GIVEN TEXT:
Repurposing Metal-Based Therapeutics for Human Metapneumovirus (HMPV): An Integrative Computational Approach

Human metapneumovirus (HMPV) poses a significant global health challenge, with limited therapeutic options available. This study employs a comprehensive computational framework to repurpose metal-based drugs as potential HMPV inhibitors. A library of compounds was systematically evaluated using virtual screening, high-precision molecular docking, molecular dynamics (MD) simulations, density functional theory (DFT) calculations, molecular electrostatic potential (MESP) mapping, and pharmacophore modeling. Key candidates, including Auranofin, Silver Sulfadiazine, and Gallium Nitrate, demonstrated high binding affinities (ΔGbinding: -68.5 to -62.7 kcal/mol) and favorable stability metrics (RMSD: 2.1–2.4 Å). ADME-toxicity (ADMET) profiling highlighted Auranofin’s robust bioavailability (80%) and extended half-life (8.5 hours), while Ribavirin and Favipiravir emerged as safe controls with minimal toxicity. Quantum chemical analyses reinforced the compounds’ electronic stability and reactivity. This integrative study provides a promising avenue for repurposing existing therapeutics, bridging computational insights with translational potential to combat HMPV.

[Structured page-parsing data]

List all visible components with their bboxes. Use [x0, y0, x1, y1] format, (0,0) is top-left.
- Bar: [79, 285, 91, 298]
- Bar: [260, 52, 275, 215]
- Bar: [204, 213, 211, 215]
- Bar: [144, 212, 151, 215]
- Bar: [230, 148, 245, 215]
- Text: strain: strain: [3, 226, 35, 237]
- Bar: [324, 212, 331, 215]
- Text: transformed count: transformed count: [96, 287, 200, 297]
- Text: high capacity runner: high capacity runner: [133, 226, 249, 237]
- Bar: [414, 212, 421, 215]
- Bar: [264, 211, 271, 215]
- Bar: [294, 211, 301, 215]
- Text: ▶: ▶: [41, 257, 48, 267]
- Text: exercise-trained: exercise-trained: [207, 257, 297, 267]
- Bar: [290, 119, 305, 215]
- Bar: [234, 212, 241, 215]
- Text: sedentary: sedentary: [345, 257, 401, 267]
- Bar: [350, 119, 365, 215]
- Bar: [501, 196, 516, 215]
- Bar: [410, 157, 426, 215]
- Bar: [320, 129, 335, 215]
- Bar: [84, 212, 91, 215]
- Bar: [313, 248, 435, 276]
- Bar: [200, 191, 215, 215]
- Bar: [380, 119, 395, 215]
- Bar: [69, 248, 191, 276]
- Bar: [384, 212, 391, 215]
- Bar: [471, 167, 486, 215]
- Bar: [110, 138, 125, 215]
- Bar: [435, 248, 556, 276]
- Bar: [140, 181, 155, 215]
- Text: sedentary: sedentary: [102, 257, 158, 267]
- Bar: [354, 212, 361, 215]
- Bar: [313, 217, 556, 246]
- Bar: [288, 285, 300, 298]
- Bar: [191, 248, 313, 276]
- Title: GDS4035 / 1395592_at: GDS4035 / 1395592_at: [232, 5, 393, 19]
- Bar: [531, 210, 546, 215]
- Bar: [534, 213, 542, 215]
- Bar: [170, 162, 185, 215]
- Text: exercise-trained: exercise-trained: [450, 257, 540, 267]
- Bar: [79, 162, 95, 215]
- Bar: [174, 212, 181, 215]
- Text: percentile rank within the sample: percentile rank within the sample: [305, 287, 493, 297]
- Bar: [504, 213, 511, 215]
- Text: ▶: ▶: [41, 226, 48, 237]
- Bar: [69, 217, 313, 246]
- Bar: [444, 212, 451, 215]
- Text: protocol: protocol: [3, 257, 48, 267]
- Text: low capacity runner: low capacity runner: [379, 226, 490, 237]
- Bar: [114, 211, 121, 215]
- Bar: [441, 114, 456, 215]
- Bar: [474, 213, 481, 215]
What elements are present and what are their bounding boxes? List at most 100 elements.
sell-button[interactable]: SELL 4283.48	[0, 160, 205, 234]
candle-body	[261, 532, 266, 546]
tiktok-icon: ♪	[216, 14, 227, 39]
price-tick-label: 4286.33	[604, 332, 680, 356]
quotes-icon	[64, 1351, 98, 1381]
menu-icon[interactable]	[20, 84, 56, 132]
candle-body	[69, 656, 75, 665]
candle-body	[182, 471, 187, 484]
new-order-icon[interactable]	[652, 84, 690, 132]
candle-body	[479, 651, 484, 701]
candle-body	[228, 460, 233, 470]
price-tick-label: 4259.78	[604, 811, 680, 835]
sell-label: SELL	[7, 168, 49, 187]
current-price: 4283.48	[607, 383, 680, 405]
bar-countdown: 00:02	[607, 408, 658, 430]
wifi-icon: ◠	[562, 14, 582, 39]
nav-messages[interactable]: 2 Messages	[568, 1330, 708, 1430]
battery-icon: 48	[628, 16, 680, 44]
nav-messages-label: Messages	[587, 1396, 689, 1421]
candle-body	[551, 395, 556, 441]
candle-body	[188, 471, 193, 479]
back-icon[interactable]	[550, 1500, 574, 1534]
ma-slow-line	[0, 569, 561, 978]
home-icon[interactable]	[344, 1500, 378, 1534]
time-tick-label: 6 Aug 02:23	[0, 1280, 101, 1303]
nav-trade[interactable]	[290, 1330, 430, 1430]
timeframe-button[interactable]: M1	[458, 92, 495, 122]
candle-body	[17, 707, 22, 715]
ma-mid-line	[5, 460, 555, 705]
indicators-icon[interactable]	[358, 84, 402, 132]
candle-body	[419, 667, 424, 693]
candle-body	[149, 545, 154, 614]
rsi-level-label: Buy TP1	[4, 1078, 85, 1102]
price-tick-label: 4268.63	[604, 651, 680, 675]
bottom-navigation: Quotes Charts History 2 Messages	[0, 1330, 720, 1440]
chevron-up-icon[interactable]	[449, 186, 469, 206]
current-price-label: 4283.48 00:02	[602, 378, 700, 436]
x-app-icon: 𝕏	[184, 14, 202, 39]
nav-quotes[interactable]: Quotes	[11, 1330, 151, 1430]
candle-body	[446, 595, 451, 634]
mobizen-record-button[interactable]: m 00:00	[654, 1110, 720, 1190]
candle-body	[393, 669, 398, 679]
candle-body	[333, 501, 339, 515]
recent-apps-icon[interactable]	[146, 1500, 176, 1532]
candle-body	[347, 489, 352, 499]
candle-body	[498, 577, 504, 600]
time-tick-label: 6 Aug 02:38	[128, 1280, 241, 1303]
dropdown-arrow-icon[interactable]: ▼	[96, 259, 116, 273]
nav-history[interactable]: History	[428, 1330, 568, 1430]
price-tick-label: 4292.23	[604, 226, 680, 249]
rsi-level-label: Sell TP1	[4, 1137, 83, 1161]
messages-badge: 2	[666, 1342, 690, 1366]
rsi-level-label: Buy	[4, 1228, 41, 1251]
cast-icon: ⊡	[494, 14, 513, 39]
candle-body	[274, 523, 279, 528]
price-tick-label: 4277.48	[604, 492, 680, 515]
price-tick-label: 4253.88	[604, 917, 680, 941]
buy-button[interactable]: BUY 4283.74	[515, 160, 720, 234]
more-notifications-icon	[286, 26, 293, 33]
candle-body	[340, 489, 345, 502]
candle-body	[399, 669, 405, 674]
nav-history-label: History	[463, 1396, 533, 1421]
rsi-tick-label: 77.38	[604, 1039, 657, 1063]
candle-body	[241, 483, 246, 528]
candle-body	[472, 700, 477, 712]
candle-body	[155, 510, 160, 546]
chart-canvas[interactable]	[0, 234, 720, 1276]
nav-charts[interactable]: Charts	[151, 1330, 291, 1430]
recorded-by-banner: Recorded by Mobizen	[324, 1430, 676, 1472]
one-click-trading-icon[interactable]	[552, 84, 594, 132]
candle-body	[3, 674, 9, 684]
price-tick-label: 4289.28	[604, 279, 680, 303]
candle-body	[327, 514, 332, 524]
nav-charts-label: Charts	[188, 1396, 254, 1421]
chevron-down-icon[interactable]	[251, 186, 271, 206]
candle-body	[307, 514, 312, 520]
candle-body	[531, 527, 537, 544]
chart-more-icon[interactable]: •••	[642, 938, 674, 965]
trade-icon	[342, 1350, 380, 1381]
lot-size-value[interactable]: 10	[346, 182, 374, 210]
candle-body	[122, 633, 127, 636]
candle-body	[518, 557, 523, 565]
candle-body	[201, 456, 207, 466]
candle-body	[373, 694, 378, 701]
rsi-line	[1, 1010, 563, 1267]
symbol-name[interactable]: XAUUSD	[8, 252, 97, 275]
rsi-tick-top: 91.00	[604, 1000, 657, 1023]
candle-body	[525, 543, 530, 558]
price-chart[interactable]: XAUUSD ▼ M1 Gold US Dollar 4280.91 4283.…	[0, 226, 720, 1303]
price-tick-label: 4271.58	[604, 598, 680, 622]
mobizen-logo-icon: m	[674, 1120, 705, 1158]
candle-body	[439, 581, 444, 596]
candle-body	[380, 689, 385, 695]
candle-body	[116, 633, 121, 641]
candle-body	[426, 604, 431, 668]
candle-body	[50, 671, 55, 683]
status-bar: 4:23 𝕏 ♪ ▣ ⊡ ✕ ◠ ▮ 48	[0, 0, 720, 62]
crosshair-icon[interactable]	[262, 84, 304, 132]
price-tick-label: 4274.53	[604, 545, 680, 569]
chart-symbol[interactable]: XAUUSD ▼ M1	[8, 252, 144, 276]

YOUR ASSIGNMENT: Reproduce the full HMPV abstract, title included, word for word. These entries bear no relation to the abstract on repurposing metal-based drugs against HMPV.

EXERCISE RESPONSE:
Repurposing Metal-Based Therapeutics for Human Metapneumovirus (HMPV): An Integrative Computational Approach

Human metapneumovirus (HMPV) poses a significant global health challenge, with limited therapeutic options available. This study employs a comprehensive computational framework to repurpose metal-based drugs as potential HMPV inhibitors. A library of compounds was systematically evaluated using virtual screening, high-precision molecular docking, molecular dynamics (MD) simulations, density functional theory (DFT) calculations, molecular electrostatic potential (MESP) mapping, and pharmacophore modeling. Key candidates, including Auranofin, Silver Sulfadiazine, and Gallium Nitrate, demonstrated high binding affinities (ΔGbinding: -68.5 to -62.7 kcal/mol) and favorable stability metrics (RMSD: 2.1–2.4 Å). ADME-toxicity (ADMET) profiling highlighted Auranofin’s robust bioavailability (80%) and extended half-life (8.5 hours), while Ribavirin and Favipiravir emerged as safe controls with minimal toxicity. Quantum chemical analyses reinforced the compounds’ electronic stability and reactivity. This integrative study provides a promising avenue for repurposing existing therapeutics, bridging computational insights with translational potential to combat HMPV.